Work to do – Repeat the listing in full, preserving every character.

Record excerpts –
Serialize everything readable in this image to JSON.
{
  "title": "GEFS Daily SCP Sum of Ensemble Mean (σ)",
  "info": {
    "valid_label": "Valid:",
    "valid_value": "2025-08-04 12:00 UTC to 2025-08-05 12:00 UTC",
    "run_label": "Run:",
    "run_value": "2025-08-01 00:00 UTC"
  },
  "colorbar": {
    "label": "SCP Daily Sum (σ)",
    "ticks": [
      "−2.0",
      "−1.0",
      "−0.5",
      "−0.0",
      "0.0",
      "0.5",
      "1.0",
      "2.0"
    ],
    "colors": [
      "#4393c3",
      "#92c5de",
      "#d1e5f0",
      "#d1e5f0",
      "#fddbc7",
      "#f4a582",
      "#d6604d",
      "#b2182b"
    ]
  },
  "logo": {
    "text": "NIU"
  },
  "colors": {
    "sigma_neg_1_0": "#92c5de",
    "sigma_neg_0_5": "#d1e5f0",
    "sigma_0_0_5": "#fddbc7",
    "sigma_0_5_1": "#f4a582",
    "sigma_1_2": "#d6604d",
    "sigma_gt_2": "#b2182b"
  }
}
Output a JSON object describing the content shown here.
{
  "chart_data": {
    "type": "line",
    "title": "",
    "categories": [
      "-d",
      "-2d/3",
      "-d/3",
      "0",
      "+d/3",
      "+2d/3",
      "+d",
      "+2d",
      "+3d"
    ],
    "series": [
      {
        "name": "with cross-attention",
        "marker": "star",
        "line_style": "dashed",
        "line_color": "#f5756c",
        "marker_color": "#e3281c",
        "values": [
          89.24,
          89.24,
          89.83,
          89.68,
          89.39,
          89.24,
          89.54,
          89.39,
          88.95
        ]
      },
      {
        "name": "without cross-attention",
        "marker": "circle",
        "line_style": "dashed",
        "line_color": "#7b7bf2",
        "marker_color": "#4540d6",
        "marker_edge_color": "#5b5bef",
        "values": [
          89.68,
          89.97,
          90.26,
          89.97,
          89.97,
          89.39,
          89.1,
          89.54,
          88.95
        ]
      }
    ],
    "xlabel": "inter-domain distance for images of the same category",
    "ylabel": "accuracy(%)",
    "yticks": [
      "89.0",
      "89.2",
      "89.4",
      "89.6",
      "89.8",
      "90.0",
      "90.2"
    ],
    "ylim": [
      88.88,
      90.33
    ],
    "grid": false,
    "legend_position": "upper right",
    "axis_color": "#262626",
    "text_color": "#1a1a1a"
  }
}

Worked answer –
Serialize everything readable in this image to JSON.
{
  "title": "GEFS Daily SCP Sum of Ensemble Mean (σ)",
  "info": {
    "valid_label": "Valid:",
    "valid_value": "2025-08-04 12:00 UTC to 2025-08-05 12:00 UTC",
    "run_label": "Run:",
    "run_value": "2025-08-01 00:00 UTC"
  },
  "colorbar": {
    "label": "SCP Daily Sum (σ)",
    "ticks": [
      "−2.0",
      "−1.0",
      "−0.5",
      "−0.0",
      "0.0",
      "0.5",
      "1.0",
      "2.0"
    ],
    "colors": [
      "#4393c3",
      "#92c5de",
      "#d1e5f0",
      "#d1e5f0",
      "#fddbc7",
      "#f4a582",
      "#d6604d",
      "#b2182b"
    ]
  },
  "logo": {
    "text": "NIU"
  },
  "colors": {
    "sigma_neg_1_0": "#92c5de",
    "sigma_neg_0_5": "#d1e5f0",
    "sigma_0_0_5": "#fddbc7",
    "sigma_0_5_1": "#f4a582",
    "sigma_1_2": "#d6604d",
    "sigma_gt_2": "#b2182b"
  }
}
Output a JSON object describing the content shown here.
{
  "chart_data": {
    "type": "line",
    "title": "",
    "categories": [
      "-d",
      "-2d/3",
      "-d/3",
      "0",
      "+d/3",
      "+2d/3",
      "+d",
      "+2d",
      "+3d"
    ],
    "series": [
      {
        "name": "with cross-attention",
        "marker": "star",
        "line_style": "dashed",
        "line_color": "#f5756c",
        "marker_color": "#e3281c",
        "values": [
          89.24,
          89.24,
          89.83,
          89.68,
          89.39,
          89.24,
          89.54,
          89.39,
          88.95
        ]
      },
      {
        "name": "without cross-attention",
        "marker": "circle",
        "line_style": "dashed",
        "line_color": "#7b7bf2",
        "marker_color": "#4540d6",
        "marker_edge_color": "#5b5bef",
        "values": [
          89.68,
          89.97,
          90.26,
          89.97,
          89.97,
          89.39,
          89.1,
          89.54,
          88.95
        ]
      }
    ],
    "xlabel": "inter-domain distance for images of the same category",
    "ylabel": "accuracy(%)",
    "yticks": [
      "89.0",
      "89.2",
      "89.4",
      "89.6",
      "89.8",
      "90.0",
      "90.2"
    ],
    "ylim": [
      88.88,
      90.33
    ],
    "grid": false,
    "legend_position": "upper right",
    "axis_color": "#262626",
    "text_color": "#1a1a1a"
  }
}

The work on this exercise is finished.